What the exercise asks: Your answer should reproduce the full set of records exactly as given.

★ ★ ★

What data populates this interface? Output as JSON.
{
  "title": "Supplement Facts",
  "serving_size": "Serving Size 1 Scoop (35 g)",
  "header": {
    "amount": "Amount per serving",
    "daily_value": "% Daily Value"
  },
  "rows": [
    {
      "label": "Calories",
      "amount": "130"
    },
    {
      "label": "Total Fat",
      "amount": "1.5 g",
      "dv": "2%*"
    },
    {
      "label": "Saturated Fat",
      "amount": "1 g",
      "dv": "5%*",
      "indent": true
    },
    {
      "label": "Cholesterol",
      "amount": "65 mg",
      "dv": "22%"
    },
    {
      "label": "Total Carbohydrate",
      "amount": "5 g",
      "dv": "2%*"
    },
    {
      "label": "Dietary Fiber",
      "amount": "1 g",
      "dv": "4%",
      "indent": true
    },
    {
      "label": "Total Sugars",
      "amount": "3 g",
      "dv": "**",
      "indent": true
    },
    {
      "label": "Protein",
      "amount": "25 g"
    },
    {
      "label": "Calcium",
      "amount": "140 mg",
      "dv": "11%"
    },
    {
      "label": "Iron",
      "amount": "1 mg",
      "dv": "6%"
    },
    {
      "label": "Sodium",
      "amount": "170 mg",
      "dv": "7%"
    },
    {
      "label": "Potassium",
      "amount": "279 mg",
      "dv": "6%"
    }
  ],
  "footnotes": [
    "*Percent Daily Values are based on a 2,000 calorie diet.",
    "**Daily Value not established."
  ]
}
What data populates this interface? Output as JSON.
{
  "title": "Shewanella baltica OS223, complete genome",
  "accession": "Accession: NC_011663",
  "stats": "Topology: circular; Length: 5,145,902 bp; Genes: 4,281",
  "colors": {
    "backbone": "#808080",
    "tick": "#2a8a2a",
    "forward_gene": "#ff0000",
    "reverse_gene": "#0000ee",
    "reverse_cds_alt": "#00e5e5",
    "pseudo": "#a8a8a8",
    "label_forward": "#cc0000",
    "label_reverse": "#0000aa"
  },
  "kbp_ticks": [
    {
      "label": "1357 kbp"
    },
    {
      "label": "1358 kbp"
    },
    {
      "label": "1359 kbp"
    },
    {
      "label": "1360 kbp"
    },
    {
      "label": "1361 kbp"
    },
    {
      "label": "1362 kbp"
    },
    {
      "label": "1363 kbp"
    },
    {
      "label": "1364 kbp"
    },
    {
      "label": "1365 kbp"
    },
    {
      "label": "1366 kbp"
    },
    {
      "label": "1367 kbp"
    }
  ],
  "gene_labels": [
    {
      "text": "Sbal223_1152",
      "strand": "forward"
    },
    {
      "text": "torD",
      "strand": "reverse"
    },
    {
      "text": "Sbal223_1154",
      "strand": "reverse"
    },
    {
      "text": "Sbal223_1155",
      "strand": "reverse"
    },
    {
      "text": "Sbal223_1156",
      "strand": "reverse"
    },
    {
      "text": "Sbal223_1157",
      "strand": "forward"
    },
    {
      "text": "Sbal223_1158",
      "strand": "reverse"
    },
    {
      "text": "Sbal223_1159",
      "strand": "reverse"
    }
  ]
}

★ ★ ★

Expected output:
What data populates this interface? Output as JSON.
{
  "title": "Supplement Facts",
  "serving_size": "Serving Size 1 Scoop (35 g)",
  "header": {
    "amount": "Amount per serving",
    "daily_value": "% Daily Value"
  },
  "rows": [
    {
      "label": "Calories",
      "amount": "130"
    },
    {
      "label": "Total Fat",
      "amount": "1.5 g",
      "dv": "2%*"
    },
    {
      "label": "Saturated Fat",
      "amount": "1 g",
      "dv": "5%*",
      "indent": true
    },
    {
      "label": "Cholesterol",
      "amount": "65 mg",
      "dv": "22%"
    },
    {
      "label": "Total Carbohydrate",
      "amount": "5 g",
      "dv": "2%*"
    },
    {
      "label": "Dietary Fiber",
      "amount": "1 g",
      "dv": "4%",
      "indent": true
    },
    {
      "label": "Total Sugars",
      "amount": "3 g",
      "dv": "**",
      "indent": true
    },
    {
      "label": "Protein",
      "amount": "25 g"
    },
    {
      "label": "Calcium",
      "amount": "140 mg",
      "dv": "11%"
    },
    {
      "label": "Iron",
      "amount": "1 mg",
      "dv": "6%"
    },
    {
      "label": "Sodium",
      "amount": "170 mg",
      "dv": "7%"
    },
    {
      "label": "Potassium",
      "amount": "279 mg",
      "dv": "6%"
    }
  ],
  "footnotes": [
    "*Percent Daily Values are based on a 2,000 calorie diet.",
    "**Daily Value not established."
  ]
}
What data populates this interface? Output as JSON.
{
  "title": "Shewanella baltica OS223, complete genome",
  "accession": "Accession: NC_011663",
  "stats": "Topology: circular; Length: 5,145,902 bp; Genes: 4,281",
  "colors": {
    "backbone": "#808080",
    "tick": "#2a8a2a",
    "forward_gene": "#ff0000",
    "reverse_gene": "#0000ee",
    "reverse_cds_alt": "#00e5e5",
    "pseudo": "#a8a8a8",
    "label_forward": "#cc0000",
    "label_reverse": "#0000aa"
  },
  "kbp_ticks": [
    {
      "label": "1357 kbp"
    },
    {
      "label": "1358 kbp"
    },
    {
      "label": "1359 kbp"
    },
    {
      "label": "1360 kbp"
    },
    {
      "label": "1361 kbp"
    },
    {
      "label": "1362 kbp"
    },
    {
      "label": "1363 kbp"
    },
    {
      "label": "1364 kbp"
    },
    {
      "label": "1365 kbp"
    },
    {
      "label": "1366 kbp"
    },
    {
      "label": "1367 kbp"
    }
  ],
  "gene_labels": [
    {
      "text": "Sbal223_1152",
      "strand": "forward"
    },
    {
      "text": "torD",
      "strand": "reverse"
    },
    {
      "text": "Sbal223_1154",
      "strand": "reverse"
    },
    {
      "text": "Sbal223_1155",
      "strand": "reverse"
    },
    {
      "text": "Sbal223_1156",
      "strand": "reverse"
    },
    {
      "text": "Sbal223_1157",
      "strand": "forward"
    },
    {
      "text": "Sbal223_1158",
      "strand": "reverse"
    },
    {
      "text": "Sbal223_1159",
      "strand": "reverse"
    }
  ]
}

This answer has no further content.